▶ **Exercise brief**
Scan the records for the word "length". Copy each line that includes it.

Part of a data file
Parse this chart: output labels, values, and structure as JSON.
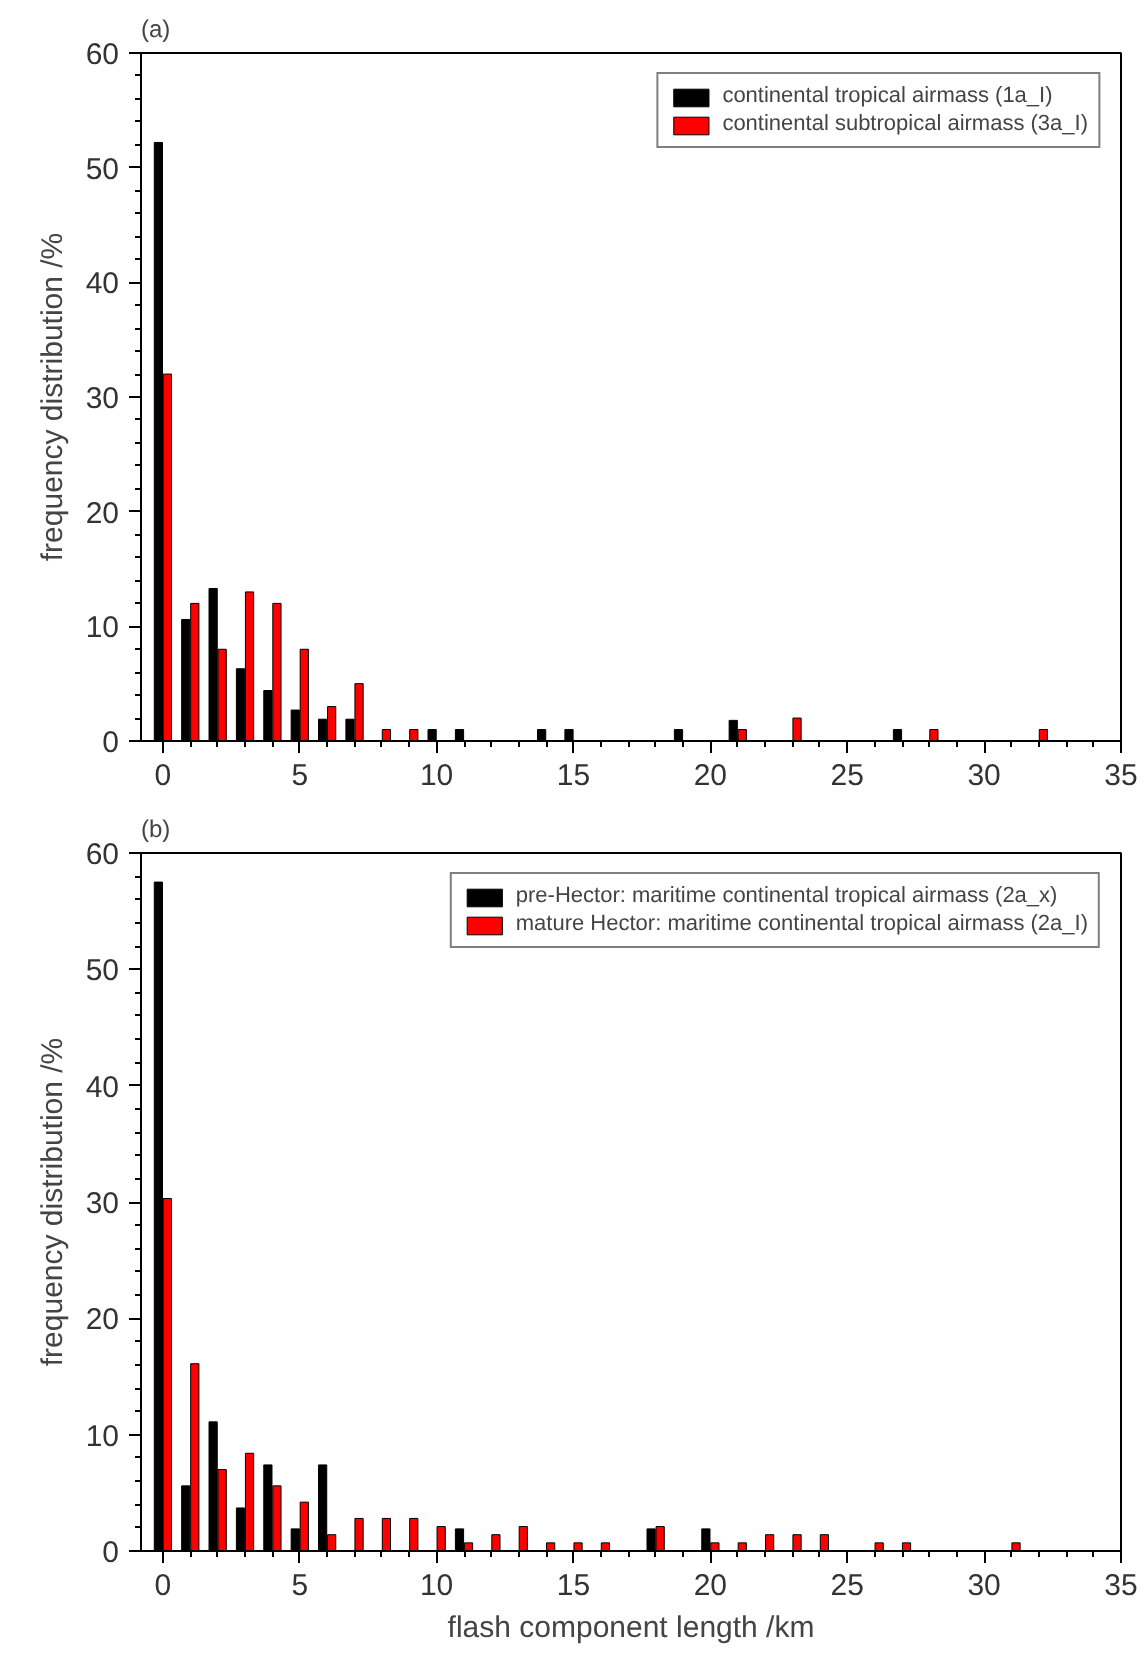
{
  "chart_data": [
    {
      "type": "bar",
      "title": "(a)",
      "ylabel": "frequency distribution /%",
      "x": [
        0,
        1,
        2,
        3,
        4,
        5,
        6,
        7,
        8,
        9,
        10,
        11,
        14,
        15,
        19,
        21,
        23,
        27,
        28,
        32
      ],
      "series": [
        {
          "name": "continental tropical airmass (1a_I)",
          "color": "#000000",
          "values": [
            52.2,
            10.6,
            13.3,
            6.3,
            4.4,
            2.7,
            1.9,
            1.9,
            null,
            null,
            1,
            1,
            1,
            1,
            1,
            1.8,
            null,
            1,
            null,
            null
          ]
        },
        {
          "name": "continental subtropical airmass (3a_I)",
          "color": "#ff0000",
          "values": [
            32,
            12,
            8,
            13,
            12,
            8,
            3,
            5,
            1,
            1,
            null,
            null,
            null,
            null,
            null,
            1,
            2,
            null,
            1,
            1
          ]
        }
      ],
      "xlim": [
        -0.8,
        35
      ],
      "ylim": [
        0,
        60
      ],
      "xticks": [
        0,
        5,
        10,
        15,
        20,
        25,
        30,
        35
      ],
      "yticks": [
        0,
        10,
        20,
        30,
        40,
        50,
        60
      ],
      "legend": "top right",
      "grid": false
    },
    {
      "type": "bar",
      "title": "(b)",
      "xlabel": "flash component length /km",
      "ylabel": "frequency distribution /%",
      "x": [
        0,
        1,
        2,
        3,
        4,
        5,
        6,
        7,
        8,
        9,
        10,
        11,
        12,
        13,
        14,
        15,
        16,
        18,
        20,
        21,
        22,
        23,
        24,
        26,
        27,
        31
      ],
      "series": [
        {
          "name": "pre-Hector: maritime continental tropical airmass (2a_x)",
          "color": "#000000",
          "values": [
            57.5,
            5.6,
            11.1,
            3.7,
            7.4,
            1.9,
            7.4,
            null,
            null,
            null,
            null,
            1.9,
            null,
            null,
            null,
            null,
            null,
            1.9,
            1.9,
            null,
            null,
            null,
            null,
            null,
            null,
            null
          ]
        },
        {
          "name": "mature Hector: maritime continental tropical airmass (2a_I)",
          "color": "#ff0000",
          "values": [
            30.3,
            16.1,
            7,
            8.4,
            5.6,
            4.2,
            1.4,
            2.8,
            2.8,
            2.8,
            2.1,
            0.7,
            1.4,
            2.1,
            0.7,
            0.7,
            0.7,
            2.1,
            0.7,
            0.7,
            1.4,
            1.4,
            1.4,
            0.7,
            0.7,
            0.7
          ]
        }
      ],
      "xlim": [
        -0.8,
        35
      ],
      "ylim": [
        0,
        60
      ],
      "xticks": [
        0,
        5,
        10,
        15,
        20,
        25,
        30,
        35
      ],
      "yticks": [
        0,
        10,
        20,
        30,
        40,
        50,
        60
      ],
      "legend": "top right",
      "grid": false
    }
  ]
}
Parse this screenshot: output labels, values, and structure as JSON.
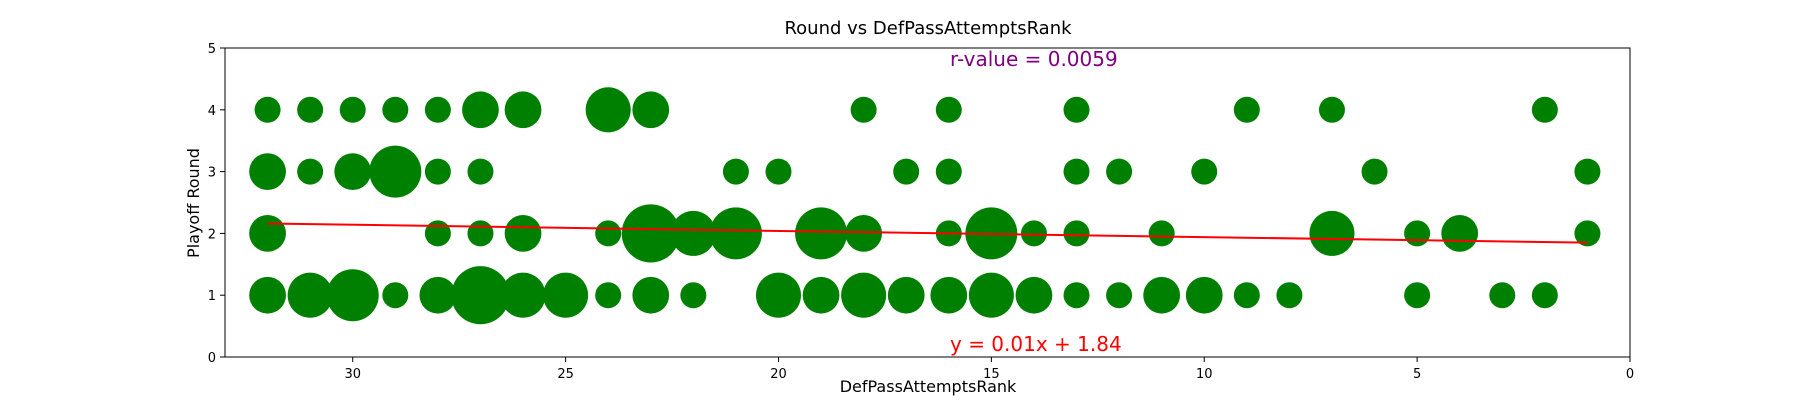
{
  "chart_data": {
    "type": "scatter",
    "title": "Round vs DefPassAttemptsRank",
    "xlabel": "DefPassAttemptsRank",
    "ylabel": "Playoff Round",
    "xlim": [
      33,
      0
    ],
    "ylim": [
      0,
      5
    ],
    "x_inverted": true,
    "xticks": [
      30,
      25,
      20,
      15,
      10,
      5,
      0
    ],
    "yticks": [
      0,
      1,
      2,
      3,
      4,
      5
    ],
    "grid": false,
    "point_color": "#008000",
    "line_color": "#ff0000",
    "annotation_color": "#800080",
    "r_value_text": "r-value = 0.0059",
    "equation_text": "y = 0.01x + 1.84",
    "regression": {
      "slope": 0.01,
      "intercept": 1.84,
      "x_range": [
        32,
        1
      ]
    },
    "points": [
      {
        "x": 32,
        "y": 4,
        "count": 1
      },
      {
        "x": 31,
        "y": 4,
        "count": 1
      },
      {
        "x": 30,
        "y": 4,
        "count": 1
      },
      {
        "x": 29,
        "y": 4,
        "count": 1
      },
      {
        "x": 28,
        "y": 4,
        "count": 1
      },
      {
        "x": 27,
        "y": 4,
        "count": 2
      },
      {
        "x": 26,
        "y": 4,
        "count": 2
      },
      {
        "x": 24,
        "y": 4,
        "count": 3
      },
      {
        "x": 23,
        "y": 4,
        "count": 2
      },
      {
        "x": 18,
        "y": 4,
        "count": 1
      },
      {
        "x": 16,
        "y": 4,
        "count": 1
      },
      {
        "x": 13,
        "y": 4,
        "count": 1
      },
      {
        "x": 9,
        "y": 4,
        "count": 1
      },
      {
        "x": 7,
        "y": 4,
        "count": 1
      },
      {
        "x": 2,
        "y": 4,
        "count": 1
      },
      {
        "x": 32,
        "y": 3,
        "count": 2
      },
      {
        "x": 31,
        "y": 3,
        "count": 1
      },
      {
        "x": 30,
        "y": 3,
        "count": 2
      },
      {
        "x": 29,
        "y": 3,
        "count": 4
      },
      {
        "x": 28,
        "y": 3,
        "count": 1
      },
      {
        "x": 27,
        "y": 3,
        "count": 1
      },
      {
        "x": 21,
        "y": 3,
        "count": 1
      },
      {
        "x": 20,
        "y": 3,
        "count": 1
      },
      {
        "x": 17,
        "y": 3,
        "count": 1
      },
      {
        "x": 16,
        "y": 3,
        "count": 1
      },
      {
        "x": 13,
        "y": 3,
        "count": 1
      },
      {
        "x": 12,
        "y": 3,
        "count": 1
      },
      {
        "x": 10,
        "y": 3,
        "count": 1
      },
      {
        "x": 6,
        "y": 3,
        "count": 1
      },
      {
        "x": 1,
        "y": 3,
        "count": 1
      },
      {
        "x": 32,
        "y": 2,
        "count": 2
      },
      {
        "x": 28,
        "y": 2,
        "count": 1
      },
      {
        "x": 27,
        "y": 2,
        "count": 1
      },
      {
        "x": 26,
        "y": 2,
        "count": 2
      },
      {
        "x": 24,
        "y": 2,
        "count": 1
      },
      {
        "x": 23,
        "y": 2,
        "count": 5
      },
      {
        "x": 22,
        "y": 2,
        "count": 3
      },
      {
        "x": 21,
        "y": 2,
        "count": 4
      },
      {
        "x": 19,
        "y": 2,
        "count": 4
      },
      {
        "x": 18,
        "y": 2,
        "count": 2
      },
      {
        "x": 16,
        "y": 2,
        "count": 1
      },
      {
        "x": 15,
        "y": 2,
        "count": 4
      },
      {
        "x": 14,
        "y": 2,
        "count": 1
      },
      {
        "x": 13,
        "y": 2,
        "count": 1
      },
      {
        "x": 11,
        "y": 2,
        "count": 1
      },
      {
        "x": 7,
        "y": 2,
        "count": 3
      },
      {
        "x": 5,
        "y": 2,
        "count": 1
      },
      {
        "x": 4,
        "y": 2,
        "count": 2
      },
      {
        "x": 1,
        "y": 2,
        "count": 1
      },
      {
        "x": 32,
        "y": 1,
        "count": 2
      },
      {
        "x": 31,
        "y": 1,
        "count": 3
      },
      {
        "x": 30,
        "y": 1,
        "count": 4
      },
      {
        "x": 29,
        "y": 1,
        "count": 1
      },
      {
        "x": 28,
        "y": 1,
        "count": 2
      },
      {
        "x": 27,
        "y": 1,
        "count": 5
      },
      {
        "x": 26,
        "y": 1,
        "count": 3
      },
      {
        "x": 25,
        "y": 1,
        "count": 3
      },
      {
        "x": 24,
        "y": 1,
        "count": 1
      },
      {
        "x": 23,
        "y": 1,
        "count": 2
      },
      {
        "x": 22,
        "y": 1,
        "count": 1
      },
      {
        "x": 20,
        "y": 1,
        "count": 3
      },
      {
        "x": 19,
        "y": 1,
        "count": 2
      },
      {
        "x": 18,
        "y": 1,
        "count": 3
      },
      {
        "x": 17,
        "y": 1,
        "count": 2
      },
      {
        "x": 16,
        "y": 1,
        "count": 2
      },
      {
        "x": 15,
        "y": 1,
        "count": 3
      },
      {
        "x": 14,
        "y": 1,
        "count": 2
      },
      {
        "x": 13,
        "y": 1,
        "count": 1
      },
      {
        "x": 12,
        "y": 1,
        "count": 1
      },
      {
        "x": 11,
        "y": 1,
        "count": 2
      },
      {
        "x": 10,
        "y": 1,
        "count": 2
      },
      {
        "x": 9,
        "y": 1,
        "count": 1
      },
      {
        "x": 8,
        "y": 1,
        "count": 1
      },
      {
        "x": 5,
        "y": 1,
        "count": 1
      },
      {
        "x": 3,
        "y": 1,
        "count": 1
      },
      {
        "x": 2,
        "y": 1,
        "count": 1
      }
    ]
  }
}
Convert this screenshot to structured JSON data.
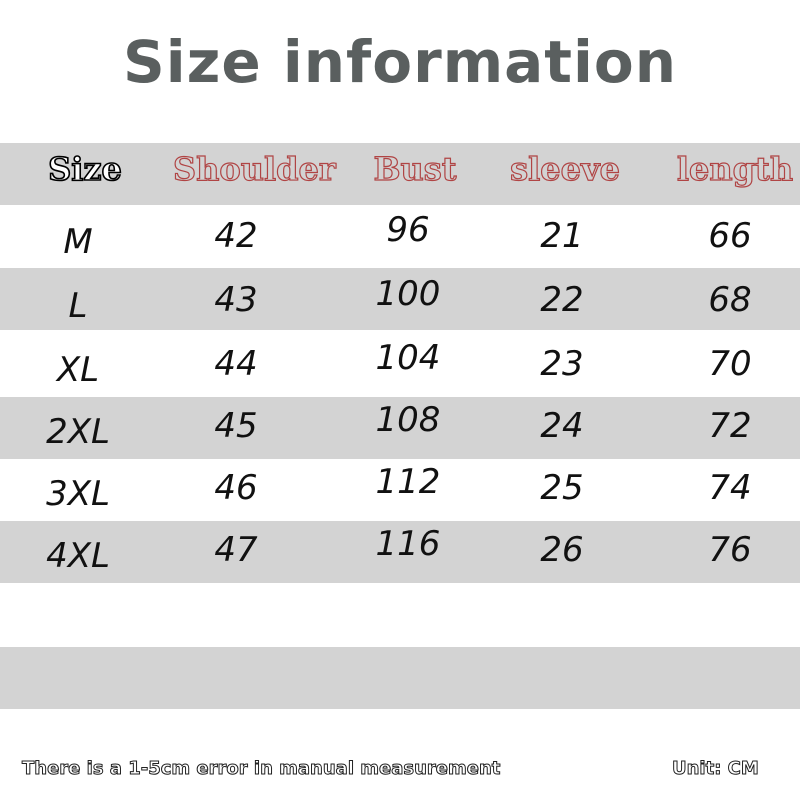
{
  "title": "Size information",
  "headers": [
    "Size",
    "Shoulder",
    "Bust",
    "sleeve",
    "length"
  ],
  "rows": [
    [
      "M",
      "42",
      "96",
      "21",
      "66"
    ],
    [
      "L",
      "43",
      "100",
      "22",
      "68"
    ],
    [
      "XL",
      "44",
      "104",
      "23",
      "70"
    ],
    [
      "2XL",
      "45",
      "108",
      "24",
      "72"
    ],
    [
      "3XL",
      "46",
      "112",
      "25",
      "74"
    ],
    [
      "4XL",
      "47",
      "116",
      "26",
      "76"
    ]
  ],
  "footer": {
    "note": "There is a 1-5cm error in manual measurement",
    "unit": "Unit: CM"
  },
  "colors": {
    "header_text_outline": "#b04444",
    "band_gray": "#d3d3d3",
    "title": "#5a5f5f"
  }
}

▶ **Result below**
      "xlabel": "flash component length /km",
    "length"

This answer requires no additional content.